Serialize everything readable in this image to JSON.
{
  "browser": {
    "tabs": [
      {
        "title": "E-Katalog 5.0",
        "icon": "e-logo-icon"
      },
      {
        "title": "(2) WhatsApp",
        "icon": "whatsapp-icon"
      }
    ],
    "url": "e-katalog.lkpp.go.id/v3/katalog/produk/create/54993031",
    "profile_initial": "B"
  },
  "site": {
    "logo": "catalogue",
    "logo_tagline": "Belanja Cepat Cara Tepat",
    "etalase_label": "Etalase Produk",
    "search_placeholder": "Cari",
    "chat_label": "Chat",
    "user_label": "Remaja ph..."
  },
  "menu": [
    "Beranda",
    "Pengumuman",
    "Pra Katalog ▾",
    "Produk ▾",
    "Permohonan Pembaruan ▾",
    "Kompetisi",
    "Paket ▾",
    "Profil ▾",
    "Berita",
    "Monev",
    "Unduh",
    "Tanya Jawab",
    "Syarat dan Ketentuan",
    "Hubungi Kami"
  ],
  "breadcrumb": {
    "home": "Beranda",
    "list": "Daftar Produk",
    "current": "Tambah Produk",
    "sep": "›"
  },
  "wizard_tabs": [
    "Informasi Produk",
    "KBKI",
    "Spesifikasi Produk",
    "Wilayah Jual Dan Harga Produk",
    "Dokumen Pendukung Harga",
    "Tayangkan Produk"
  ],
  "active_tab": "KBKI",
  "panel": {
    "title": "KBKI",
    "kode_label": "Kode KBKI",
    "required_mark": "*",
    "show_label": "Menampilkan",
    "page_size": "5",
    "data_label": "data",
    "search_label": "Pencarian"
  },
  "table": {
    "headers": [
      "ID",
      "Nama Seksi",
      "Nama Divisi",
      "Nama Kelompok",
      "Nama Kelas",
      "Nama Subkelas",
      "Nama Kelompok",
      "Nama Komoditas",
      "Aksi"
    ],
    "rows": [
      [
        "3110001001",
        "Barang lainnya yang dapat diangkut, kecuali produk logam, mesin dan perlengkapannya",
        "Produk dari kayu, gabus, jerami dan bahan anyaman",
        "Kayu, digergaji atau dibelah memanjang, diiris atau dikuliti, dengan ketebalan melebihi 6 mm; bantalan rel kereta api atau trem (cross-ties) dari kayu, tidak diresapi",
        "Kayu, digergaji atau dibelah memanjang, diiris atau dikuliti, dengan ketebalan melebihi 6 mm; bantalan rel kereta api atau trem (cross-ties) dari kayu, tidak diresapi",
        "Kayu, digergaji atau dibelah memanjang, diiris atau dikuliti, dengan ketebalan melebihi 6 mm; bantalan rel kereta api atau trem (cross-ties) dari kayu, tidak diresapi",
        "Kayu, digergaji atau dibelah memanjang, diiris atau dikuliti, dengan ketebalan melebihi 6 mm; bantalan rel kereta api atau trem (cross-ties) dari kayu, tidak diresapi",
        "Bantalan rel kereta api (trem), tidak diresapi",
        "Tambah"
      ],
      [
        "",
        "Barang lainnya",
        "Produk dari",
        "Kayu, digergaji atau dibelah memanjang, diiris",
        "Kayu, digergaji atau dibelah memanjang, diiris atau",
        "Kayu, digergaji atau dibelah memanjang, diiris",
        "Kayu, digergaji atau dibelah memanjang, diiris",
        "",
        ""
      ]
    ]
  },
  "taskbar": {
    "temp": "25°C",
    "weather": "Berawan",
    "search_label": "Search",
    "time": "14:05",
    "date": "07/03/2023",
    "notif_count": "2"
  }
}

* **DIRECTIONS**: Report how many lines of the data contain the word "Harga", using the number alone.

* **CORRECT RESPONSE**: 2